-- Begin --

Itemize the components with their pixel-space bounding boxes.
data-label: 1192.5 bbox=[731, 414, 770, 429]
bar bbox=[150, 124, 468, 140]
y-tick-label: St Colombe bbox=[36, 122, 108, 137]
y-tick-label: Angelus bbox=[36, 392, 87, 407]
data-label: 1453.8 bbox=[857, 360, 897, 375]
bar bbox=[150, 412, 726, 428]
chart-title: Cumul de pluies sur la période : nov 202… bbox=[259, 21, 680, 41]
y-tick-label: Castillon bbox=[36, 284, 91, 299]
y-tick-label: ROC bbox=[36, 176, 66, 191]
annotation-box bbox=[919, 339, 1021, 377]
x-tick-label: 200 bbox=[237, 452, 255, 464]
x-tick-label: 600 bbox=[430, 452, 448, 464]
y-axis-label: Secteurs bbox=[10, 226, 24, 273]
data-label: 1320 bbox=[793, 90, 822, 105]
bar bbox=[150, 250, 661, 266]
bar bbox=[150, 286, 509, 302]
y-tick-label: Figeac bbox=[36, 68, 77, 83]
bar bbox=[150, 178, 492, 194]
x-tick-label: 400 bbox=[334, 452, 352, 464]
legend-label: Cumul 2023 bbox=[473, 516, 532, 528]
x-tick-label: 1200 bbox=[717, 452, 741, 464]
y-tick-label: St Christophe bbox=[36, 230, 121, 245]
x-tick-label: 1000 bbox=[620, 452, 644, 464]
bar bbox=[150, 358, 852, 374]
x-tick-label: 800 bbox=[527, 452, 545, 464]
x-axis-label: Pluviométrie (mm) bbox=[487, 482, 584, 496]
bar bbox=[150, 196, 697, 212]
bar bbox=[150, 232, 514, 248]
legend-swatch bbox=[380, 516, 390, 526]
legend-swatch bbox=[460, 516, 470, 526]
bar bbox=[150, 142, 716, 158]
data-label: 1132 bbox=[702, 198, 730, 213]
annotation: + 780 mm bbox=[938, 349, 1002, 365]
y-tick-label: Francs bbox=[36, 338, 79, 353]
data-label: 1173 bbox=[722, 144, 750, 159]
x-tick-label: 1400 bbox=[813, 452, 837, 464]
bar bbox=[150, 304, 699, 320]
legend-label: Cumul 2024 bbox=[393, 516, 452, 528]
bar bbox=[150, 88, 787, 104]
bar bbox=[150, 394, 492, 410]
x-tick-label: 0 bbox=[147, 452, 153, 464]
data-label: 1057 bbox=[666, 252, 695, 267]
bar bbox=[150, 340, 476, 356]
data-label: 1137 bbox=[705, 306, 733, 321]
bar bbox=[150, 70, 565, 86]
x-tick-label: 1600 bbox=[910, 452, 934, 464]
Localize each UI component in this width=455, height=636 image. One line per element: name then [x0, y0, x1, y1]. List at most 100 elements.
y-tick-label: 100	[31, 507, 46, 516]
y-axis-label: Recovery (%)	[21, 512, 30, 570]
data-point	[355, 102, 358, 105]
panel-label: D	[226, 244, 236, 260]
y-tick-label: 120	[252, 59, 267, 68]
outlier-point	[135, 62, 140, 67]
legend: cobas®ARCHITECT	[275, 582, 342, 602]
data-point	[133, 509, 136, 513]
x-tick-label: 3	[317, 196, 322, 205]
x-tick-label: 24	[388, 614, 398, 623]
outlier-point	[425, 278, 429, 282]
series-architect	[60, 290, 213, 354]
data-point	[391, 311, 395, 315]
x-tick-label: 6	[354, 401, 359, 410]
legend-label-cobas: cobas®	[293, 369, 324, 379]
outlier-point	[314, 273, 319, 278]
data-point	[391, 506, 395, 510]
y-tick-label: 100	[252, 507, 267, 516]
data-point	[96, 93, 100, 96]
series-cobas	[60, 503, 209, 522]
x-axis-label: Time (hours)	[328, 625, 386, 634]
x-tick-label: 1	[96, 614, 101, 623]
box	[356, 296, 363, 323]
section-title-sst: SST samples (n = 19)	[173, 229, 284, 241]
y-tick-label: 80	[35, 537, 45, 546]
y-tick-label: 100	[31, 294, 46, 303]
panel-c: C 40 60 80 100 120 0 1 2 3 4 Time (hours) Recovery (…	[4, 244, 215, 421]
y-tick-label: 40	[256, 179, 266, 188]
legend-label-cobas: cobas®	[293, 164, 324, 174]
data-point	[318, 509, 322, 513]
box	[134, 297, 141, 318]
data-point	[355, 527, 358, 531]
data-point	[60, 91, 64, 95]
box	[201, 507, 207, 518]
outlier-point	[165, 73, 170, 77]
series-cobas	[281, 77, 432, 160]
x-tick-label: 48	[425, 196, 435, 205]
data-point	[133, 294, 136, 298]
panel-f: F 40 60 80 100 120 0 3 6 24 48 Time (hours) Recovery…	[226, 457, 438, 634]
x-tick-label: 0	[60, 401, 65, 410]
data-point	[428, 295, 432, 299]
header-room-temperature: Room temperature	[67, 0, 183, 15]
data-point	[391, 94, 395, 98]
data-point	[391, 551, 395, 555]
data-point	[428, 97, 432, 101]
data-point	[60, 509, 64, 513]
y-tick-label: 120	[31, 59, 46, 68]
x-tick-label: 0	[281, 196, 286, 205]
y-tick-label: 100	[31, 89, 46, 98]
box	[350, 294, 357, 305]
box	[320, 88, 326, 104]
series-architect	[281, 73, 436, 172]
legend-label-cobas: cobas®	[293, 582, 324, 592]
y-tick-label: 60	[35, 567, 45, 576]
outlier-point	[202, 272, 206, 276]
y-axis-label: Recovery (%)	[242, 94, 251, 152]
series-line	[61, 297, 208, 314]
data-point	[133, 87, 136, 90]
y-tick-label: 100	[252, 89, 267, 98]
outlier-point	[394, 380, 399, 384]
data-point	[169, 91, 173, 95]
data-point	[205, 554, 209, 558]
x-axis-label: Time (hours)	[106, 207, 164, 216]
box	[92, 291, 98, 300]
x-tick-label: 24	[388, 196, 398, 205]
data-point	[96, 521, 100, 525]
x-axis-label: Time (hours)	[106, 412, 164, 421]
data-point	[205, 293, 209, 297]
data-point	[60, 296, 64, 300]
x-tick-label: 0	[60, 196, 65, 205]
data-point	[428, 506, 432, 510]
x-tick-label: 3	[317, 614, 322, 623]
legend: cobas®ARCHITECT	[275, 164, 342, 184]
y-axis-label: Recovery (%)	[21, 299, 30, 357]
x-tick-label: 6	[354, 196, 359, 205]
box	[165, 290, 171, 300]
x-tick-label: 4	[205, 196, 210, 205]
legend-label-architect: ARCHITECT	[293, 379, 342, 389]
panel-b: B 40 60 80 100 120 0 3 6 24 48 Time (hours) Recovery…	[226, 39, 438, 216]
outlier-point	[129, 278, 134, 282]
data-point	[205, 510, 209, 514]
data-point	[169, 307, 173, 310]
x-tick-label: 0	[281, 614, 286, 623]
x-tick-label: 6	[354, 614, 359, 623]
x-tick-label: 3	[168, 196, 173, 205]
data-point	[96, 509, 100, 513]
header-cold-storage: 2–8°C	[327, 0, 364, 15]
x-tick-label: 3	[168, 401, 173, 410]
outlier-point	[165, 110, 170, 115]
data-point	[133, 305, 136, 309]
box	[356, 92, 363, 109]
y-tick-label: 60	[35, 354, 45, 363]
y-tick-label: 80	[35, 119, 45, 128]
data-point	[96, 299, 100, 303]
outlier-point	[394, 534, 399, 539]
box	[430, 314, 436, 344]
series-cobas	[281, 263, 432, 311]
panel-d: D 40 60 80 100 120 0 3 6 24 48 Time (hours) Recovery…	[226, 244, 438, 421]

-- End --

◆ Stated goal ◆
Could you lay out everything from the start of the material down to the line containing "data-label: 1173 bbox=[722, 144, 750, 159]", that line included, as a Markdown table with two columns, Row for a running number and Entry for the line itself, skipping any blank lines?

◆ Result of the task ◆
| Row | Entry |
|---|---|
| 1 | Itemize the components with their pixel-space bounding boxes. |
| 2 | data-label: 1192.5 bbox=[731, 414, 770, 429] |
| 3 | bar bbox=[150, 124, 468, 140] |
| 4 | y-tick-label: St Colombe bbox=[36, 122, 108, 137] |
| 5 | y-tick-label: Angelus bbox=[36, 392, 87, 407] |
| 6 | data-label: 1453.8 bbox=[857, 360, 897, 375] |
| 7 | bar bbox=[150, 412, 726, 428] |
| 8 | chart-title: Cumul de pluies sur la période : nov 202… bbox=[259, 21, 680, 41] |
| 9 | y-tick-label: Castillon bbox=[36, 284, 91, 299] |
| 10 | y-tick-label: ROC bbox=[36, 176, 66, 191] |
| 11 | annotation-box bbox=[919, 339, 1021, 377] |
| 12 | x-tick-label: 200 bbox=[237, 452, 255, 464] |
| 13 | x-tick-label: 600 bbox=[430, 452, 448, 464] |
| 14 | y-axis-label: Secteurs bbox=[10, 226, 24, 273] |
| 15 | data-label: 1320 bbox=[793, 90, 822, 105] |
| 16 | bar bbox=[150, 250, 661, 266] |
| 17 | bar bbox=[150, 286, 509, 302] |
| 18 | y-tick-label: Figeac bbox=[36, 68, 77, 83] |
| 19 | bar bbox=[150, 178, 492, 194] |
| 20 | x-tick-label: 400 bbox=[334, 452, 352, 464] |
| 21 | legend-label: Cumul 2023 bbox=[473, 516, 532, 528] |
| 22 | x-tick-label: 1200 bbox=[717, 452, 741, 464] |
| 23 | y-tick-label: St Christophe bbox=[36, 230, 121, 245] |
| 24 | x-tick-label: 1000 bbox=[620, 452, 644, 464] |
| 25 | bar bbox=[150, 358, 852, 374] |
| 26 | x-tick-label: 800 bbox=[527, 452, 545, 464] |
| 27 | x-axis-label: Pluviométrie (mm) bbox=[487, 482, 584, 496] |
| 28 | bar bbox=[150, 196, 697, 212] |
| 29 | bar bbox=[150, 232, 514, 248] |
| 30 | legend-swatch bbox=[380, 516, 390, 526] |
| 31 | legend-swatch bbox=[460, 516, 470, 526] |
| 32 | bar bbox=[150, 142, 716, 158] |
| 33 | data-label: 1132 bbox=[702, 198, 730, 213] |
| 34 | annotation: + 780 mm bbox=[938, 349, 1002, 365] |
| 35 | y-tick-label: Francs bbox=[36, 338, 79, 353] |
| 36 | data-label: 1173 bbox=[722, 144, 750, 159] |